(Instructions for the task):
Answer with one number: how many lines have "контрольную".

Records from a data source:
- - -
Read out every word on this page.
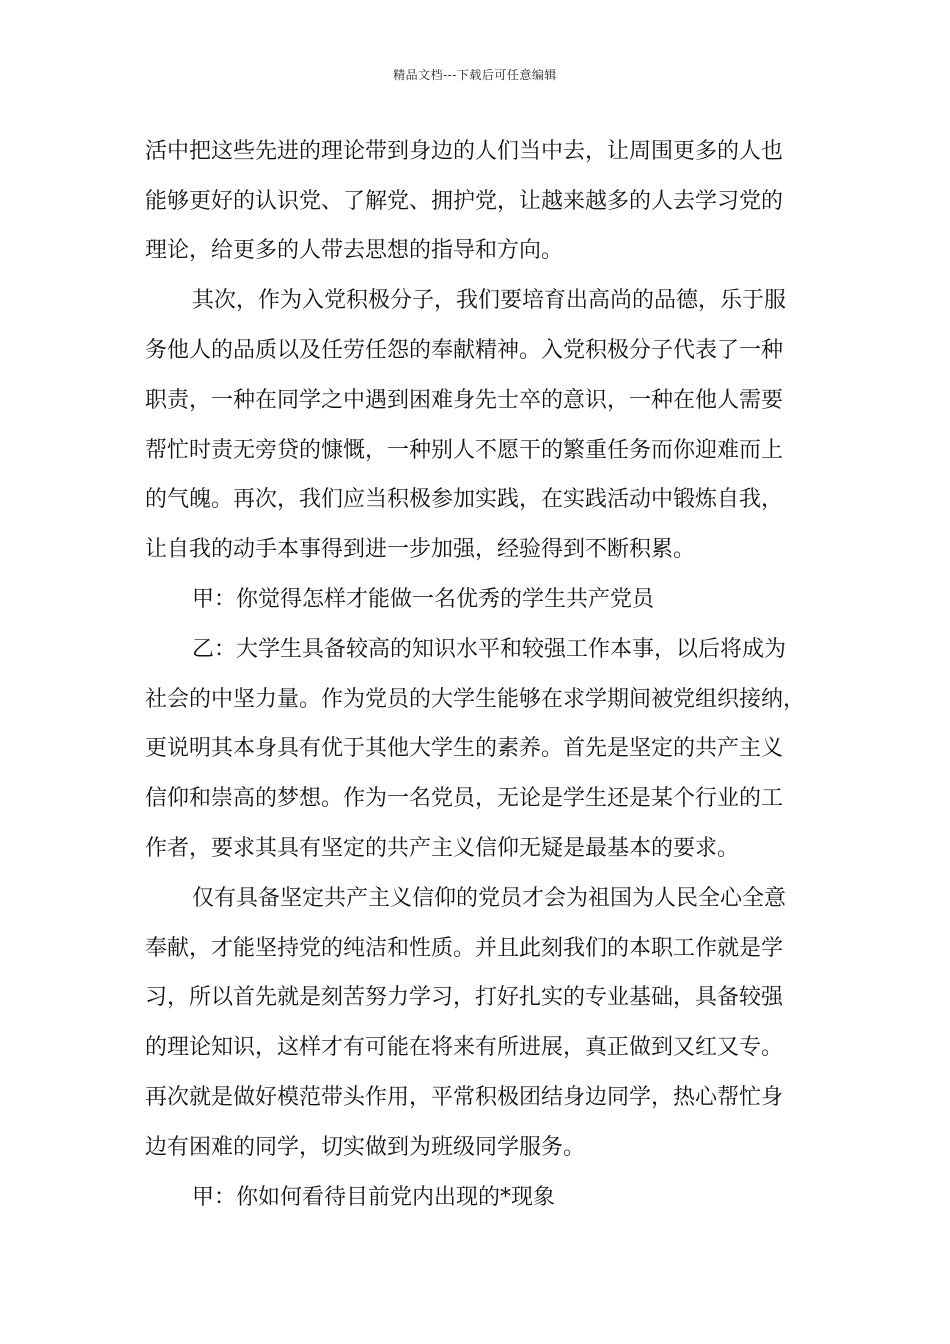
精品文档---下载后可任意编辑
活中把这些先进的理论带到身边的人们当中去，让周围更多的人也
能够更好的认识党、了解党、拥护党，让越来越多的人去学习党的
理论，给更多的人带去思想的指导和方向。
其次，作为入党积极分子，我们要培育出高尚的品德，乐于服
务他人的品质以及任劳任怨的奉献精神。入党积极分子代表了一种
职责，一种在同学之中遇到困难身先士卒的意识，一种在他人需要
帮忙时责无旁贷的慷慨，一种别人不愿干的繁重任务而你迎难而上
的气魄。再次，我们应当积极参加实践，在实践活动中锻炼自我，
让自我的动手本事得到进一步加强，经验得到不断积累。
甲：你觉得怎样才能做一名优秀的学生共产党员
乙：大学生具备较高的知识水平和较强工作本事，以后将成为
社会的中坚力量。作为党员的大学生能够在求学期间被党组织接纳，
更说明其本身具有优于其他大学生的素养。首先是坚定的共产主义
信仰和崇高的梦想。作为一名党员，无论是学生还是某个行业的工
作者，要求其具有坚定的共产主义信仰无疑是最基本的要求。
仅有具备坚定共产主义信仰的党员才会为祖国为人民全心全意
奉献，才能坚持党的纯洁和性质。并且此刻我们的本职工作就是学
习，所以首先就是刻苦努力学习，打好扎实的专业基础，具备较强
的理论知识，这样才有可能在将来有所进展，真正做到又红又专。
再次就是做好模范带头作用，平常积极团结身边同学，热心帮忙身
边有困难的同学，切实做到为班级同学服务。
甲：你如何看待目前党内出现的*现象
- - -
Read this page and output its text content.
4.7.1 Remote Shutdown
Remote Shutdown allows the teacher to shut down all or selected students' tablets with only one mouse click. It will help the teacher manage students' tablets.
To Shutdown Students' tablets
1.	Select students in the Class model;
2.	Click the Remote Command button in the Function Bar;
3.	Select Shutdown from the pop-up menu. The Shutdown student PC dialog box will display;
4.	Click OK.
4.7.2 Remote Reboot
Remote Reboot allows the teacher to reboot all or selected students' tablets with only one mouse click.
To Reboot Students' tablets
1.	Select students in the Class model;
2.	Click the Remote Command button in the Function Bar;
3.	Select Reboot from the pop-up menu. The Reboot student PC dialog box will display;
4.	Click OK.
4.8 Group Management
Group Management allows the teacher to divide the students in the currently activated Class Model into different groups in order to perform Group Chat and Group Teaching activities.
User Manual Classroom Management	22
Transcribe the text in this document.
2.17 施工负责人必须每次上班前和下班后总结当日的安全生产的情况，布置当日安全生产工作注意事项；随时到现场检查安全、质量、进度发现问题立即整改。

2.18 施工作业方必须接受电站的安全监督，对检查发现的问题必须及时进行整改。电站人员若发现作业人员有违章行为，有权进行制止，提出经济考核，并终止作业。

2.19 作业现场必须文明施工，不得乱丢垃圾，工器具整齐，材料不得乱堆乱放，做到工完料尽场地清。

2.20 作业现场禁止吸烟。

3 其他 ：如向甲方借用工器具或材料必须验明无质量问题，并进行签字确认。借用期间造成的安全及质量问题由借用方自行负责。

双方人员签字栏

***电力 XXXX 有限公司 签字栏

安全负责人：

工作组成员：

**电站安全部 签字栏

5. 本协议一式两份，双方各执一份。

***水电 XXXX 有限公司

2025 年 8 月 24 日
- - -
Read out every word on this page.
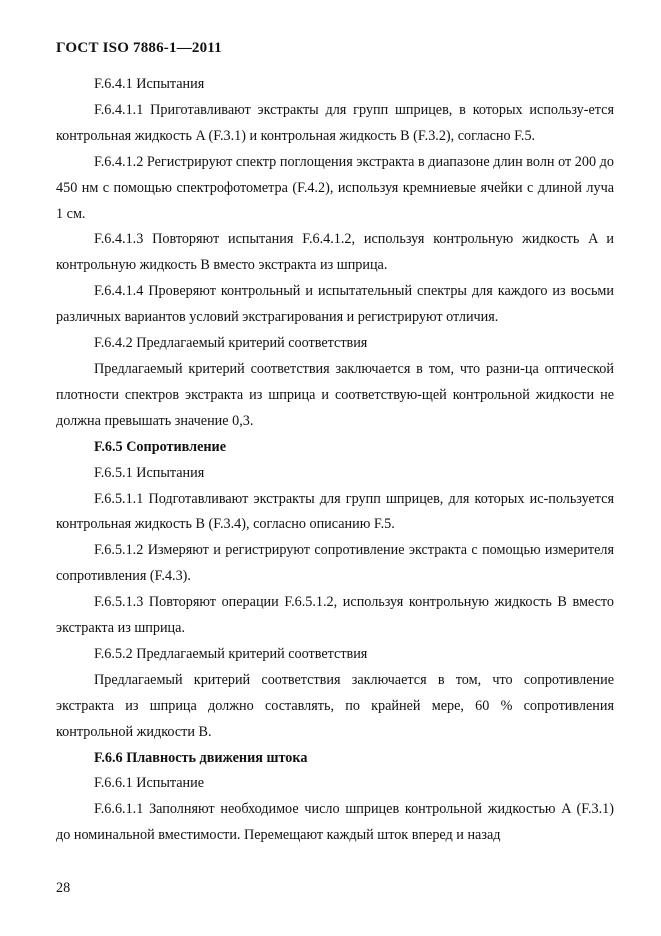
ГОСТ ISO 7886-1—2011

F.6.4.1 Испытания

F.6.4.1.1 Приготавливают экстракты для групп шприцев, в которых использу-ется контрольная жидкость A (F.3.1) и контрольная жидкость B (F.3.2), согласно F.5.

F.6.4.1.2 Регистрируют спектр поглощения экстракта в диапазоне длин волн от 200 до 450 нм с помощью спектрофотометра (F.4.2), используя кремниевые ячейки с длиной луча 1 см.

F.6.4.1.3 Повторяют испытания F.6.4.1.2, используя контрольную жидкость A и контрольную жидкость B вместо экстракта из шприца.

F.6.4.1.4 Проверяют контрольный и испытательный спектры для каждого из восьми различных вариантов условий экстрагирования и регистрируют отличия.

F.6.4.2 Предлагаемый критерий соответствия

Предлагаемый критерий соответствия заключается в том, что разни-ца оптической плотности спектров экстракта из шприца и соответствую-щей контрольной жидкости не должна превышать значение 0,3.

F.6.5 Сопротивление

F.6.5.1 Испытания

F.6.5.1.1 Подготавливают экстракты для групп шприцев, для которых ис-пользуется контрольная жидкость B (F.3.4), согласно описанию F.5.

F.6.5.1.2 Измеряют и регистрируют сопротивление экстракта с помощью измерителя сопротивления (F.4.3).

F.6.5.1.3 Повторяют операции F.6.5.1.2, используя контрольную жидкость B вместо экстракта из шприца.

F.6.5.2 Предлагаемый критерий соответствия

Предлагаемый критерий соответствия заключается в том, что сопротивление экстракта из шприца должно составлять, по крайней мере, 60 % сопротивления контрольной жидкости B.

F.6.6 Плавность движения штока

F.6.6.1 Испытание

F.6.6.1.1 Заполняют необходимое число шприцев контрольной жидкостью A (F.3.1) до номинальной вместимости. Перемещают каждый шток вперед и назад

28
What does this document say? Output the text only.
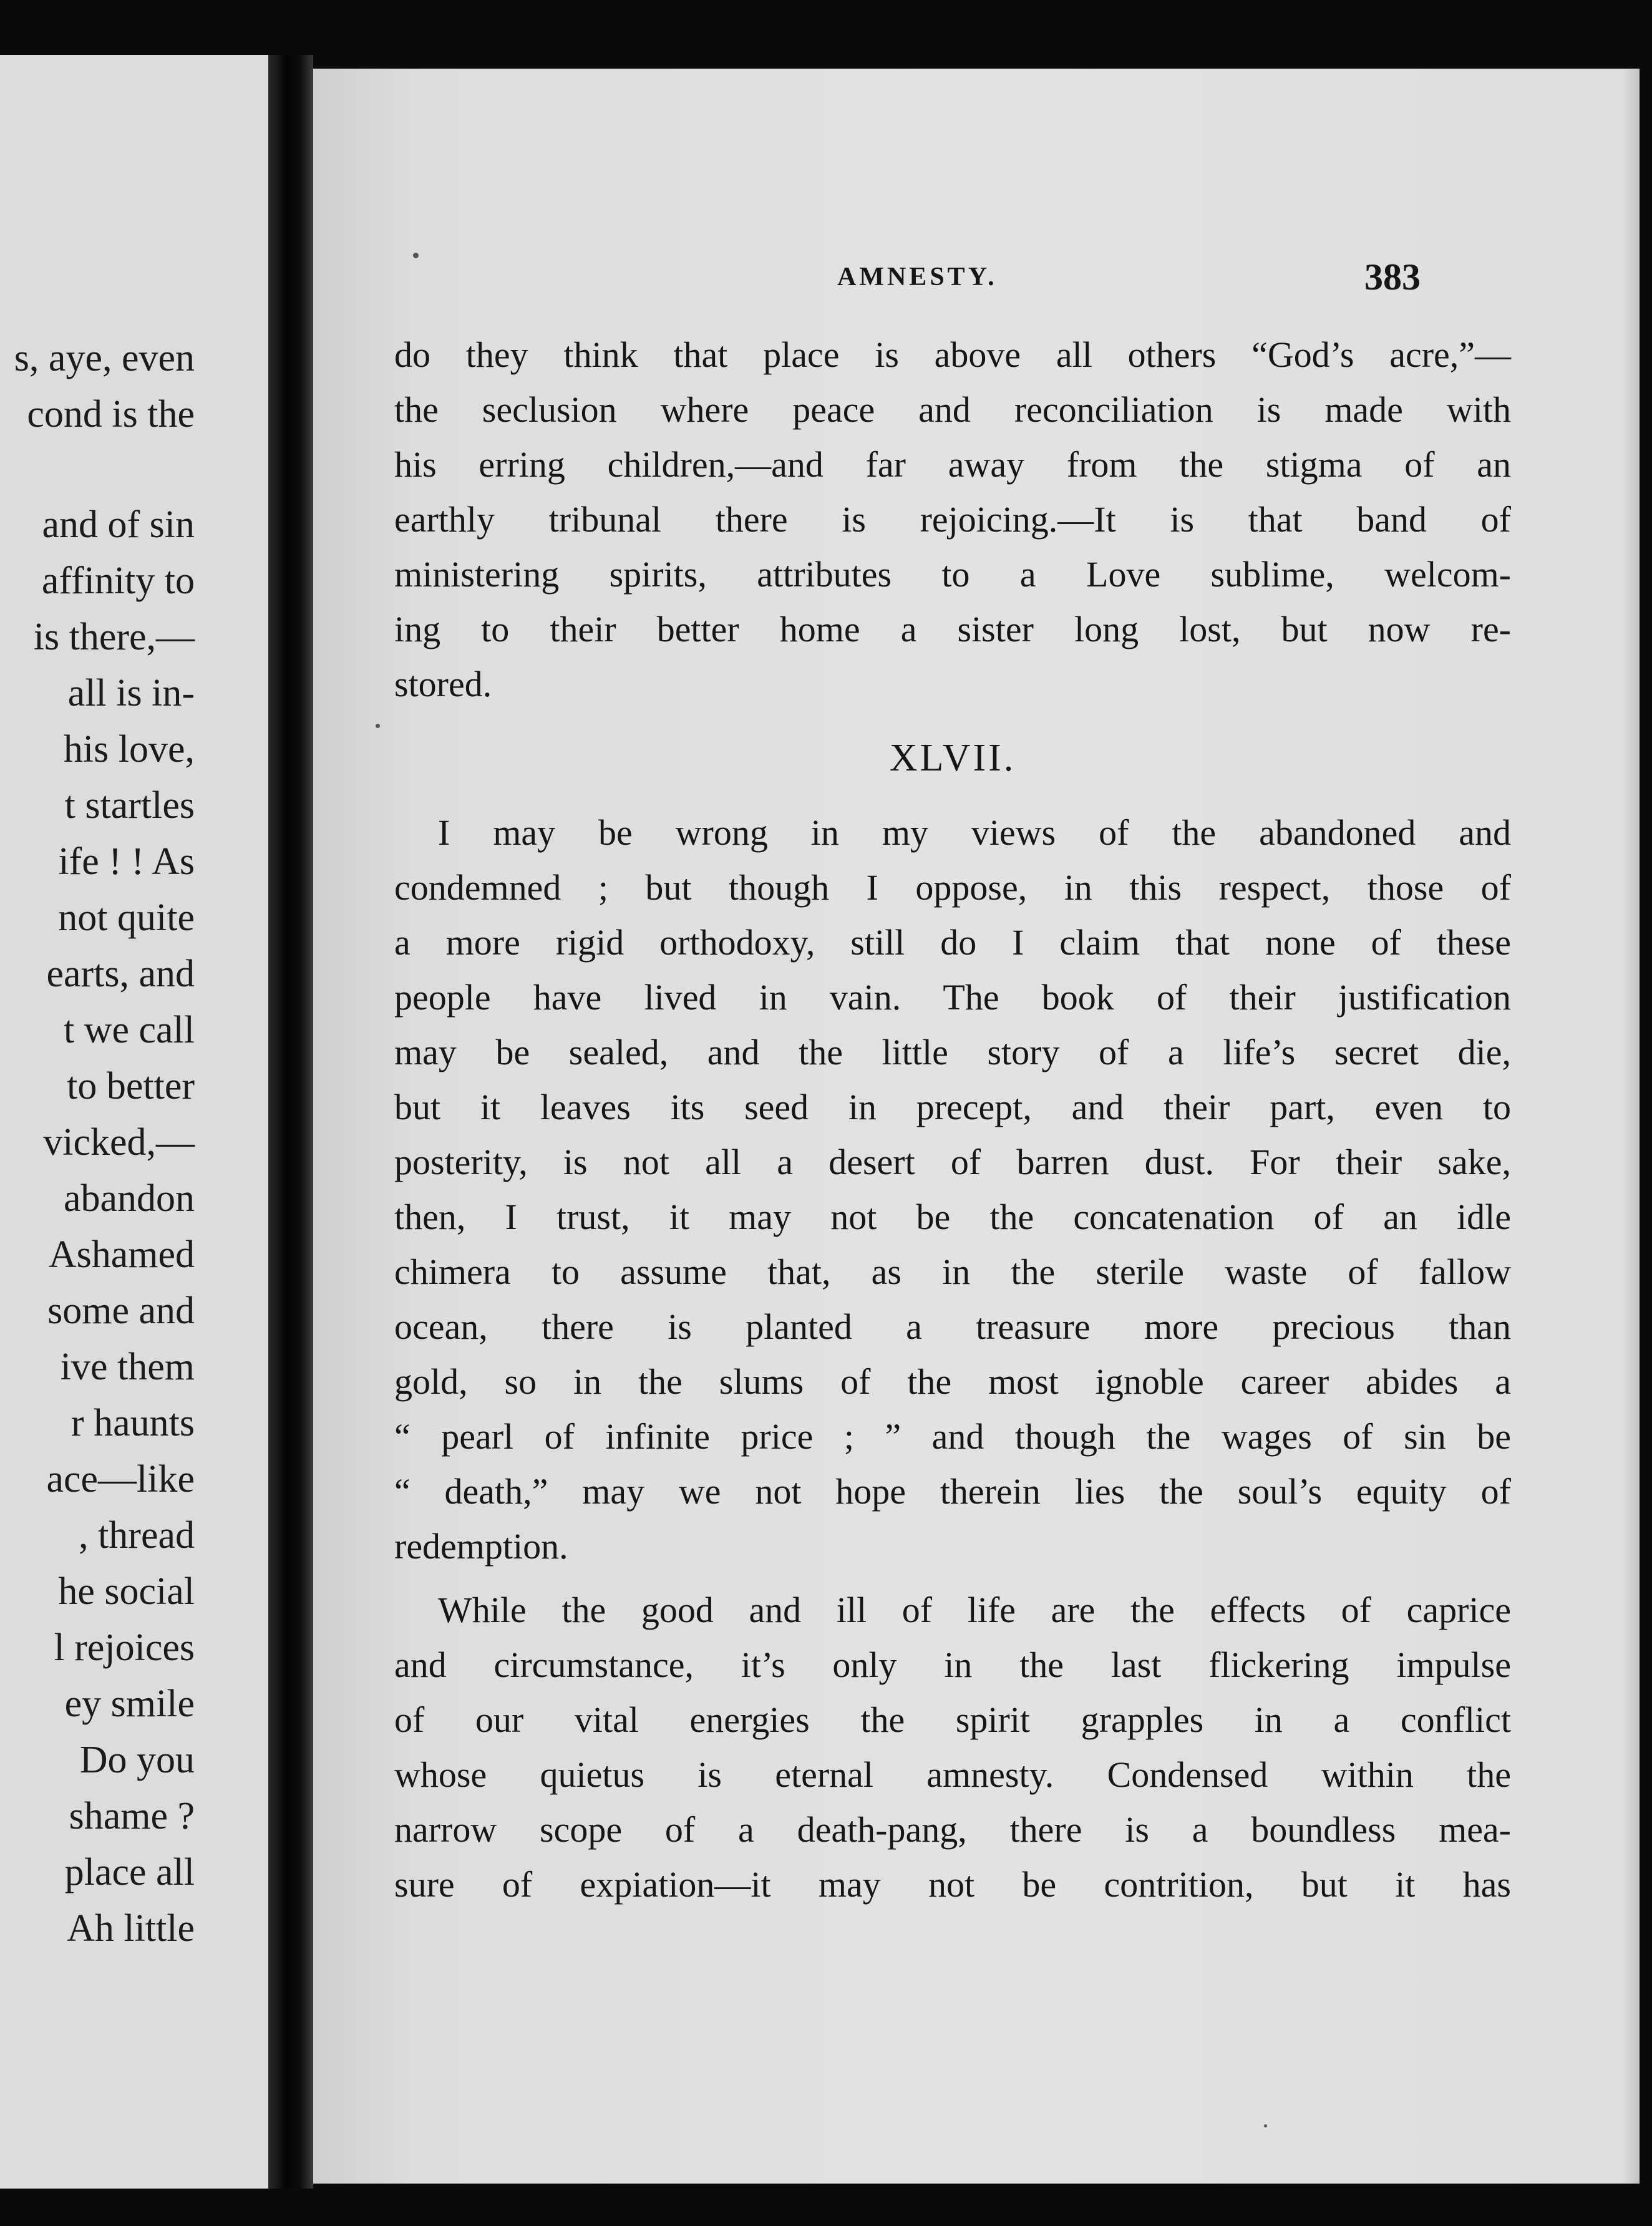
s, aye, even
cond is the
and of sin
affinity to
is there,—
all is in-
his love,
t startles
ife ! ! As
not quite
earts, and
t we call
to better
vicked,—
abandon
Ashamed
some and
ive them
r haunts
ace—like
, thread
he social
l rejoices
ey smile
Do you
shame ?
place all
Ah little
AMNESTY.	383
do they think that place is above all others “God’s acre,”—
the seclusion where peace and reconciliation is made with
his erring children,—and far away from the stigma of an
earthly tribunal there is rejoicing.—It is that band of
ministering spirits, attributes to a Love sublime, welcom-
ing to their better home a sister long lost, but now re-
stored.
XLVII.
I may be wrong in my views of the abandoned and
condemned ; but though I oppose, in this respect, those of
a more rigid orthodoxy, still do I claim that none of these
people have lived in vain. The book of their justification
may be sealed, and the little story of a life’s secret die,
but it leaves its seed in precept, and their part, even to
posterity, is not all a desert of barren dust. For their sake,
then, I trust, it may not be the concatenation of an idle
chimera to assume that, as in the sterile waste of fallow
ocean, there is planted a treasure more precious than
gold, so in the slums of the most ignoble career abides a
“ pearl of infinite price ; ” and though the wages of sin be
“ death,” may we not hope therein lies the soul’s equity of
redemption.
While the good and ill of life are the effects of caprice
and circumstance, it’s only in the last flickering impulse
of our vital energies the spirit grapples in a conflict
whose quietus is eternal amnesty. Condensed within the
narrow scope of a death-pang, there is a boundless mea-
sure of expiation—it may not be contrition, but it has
- - -
(Task solution):
2